[start of INPUT FOR THIS TASK]

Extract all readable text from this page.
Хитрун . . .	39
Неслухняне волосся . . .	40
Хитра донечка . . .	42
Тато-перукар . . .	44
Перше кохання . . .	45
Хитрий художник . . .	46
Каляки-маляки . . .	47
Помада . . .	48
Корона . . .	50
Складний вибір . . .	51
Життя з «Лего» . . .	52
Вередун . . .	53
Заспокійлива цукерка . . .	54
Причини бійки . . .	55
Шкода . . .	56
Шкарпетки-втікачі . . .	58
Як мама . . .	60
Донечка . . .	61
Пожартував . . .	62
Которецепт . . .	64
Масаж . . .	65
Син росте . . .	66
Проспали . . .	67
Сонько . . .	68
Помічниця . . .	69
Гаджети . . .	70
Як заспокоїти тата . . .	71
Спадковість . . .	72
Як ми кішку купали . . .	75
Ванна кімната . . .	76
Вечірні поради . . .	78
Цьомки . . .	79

[end of INPUT FOR THIS TASK]

◆ **WHAT NEEDS TO BE DONE**
Every record above should be output exactly.

◆ **RESPONSE BELOW**
Extract all readable text from this page.
Хитрун . . .	39
Неслухняне волосся . . .	40
Хитра донечка . . .	42
Тато-перукар . . .	44
Перше кохання . . .	45
Хитрий художник . . .	46
Каляки-маляки . . .	47
Помада . . .	48
Корона . . .	50
Складний вибір . . .	51
Життя з «Лего» . . .	52
Вередун . . .	53
Заспокійлива цукерка . . .	54
Причини бійки . . .	55
Шкода . . .	56
Шкарпетки-втікачі . . .	58
Як мама . . .	60
Донечка . . .	61
Пожартував . . .	62
Которецепт . . .	64
Масаж . . .	65
Син росте . . .	66
Проспали . . .	67
Сонько . . .	68
Помічниця . . .	69
Гаджети . . .	70
Як заспокоїти тата . . .	71
Спадковість . . .	72
Як ми кішку купали . . .	75
Ванна кімната . . .	76
Вечірні поради . . .	78
Цьомки . . .	79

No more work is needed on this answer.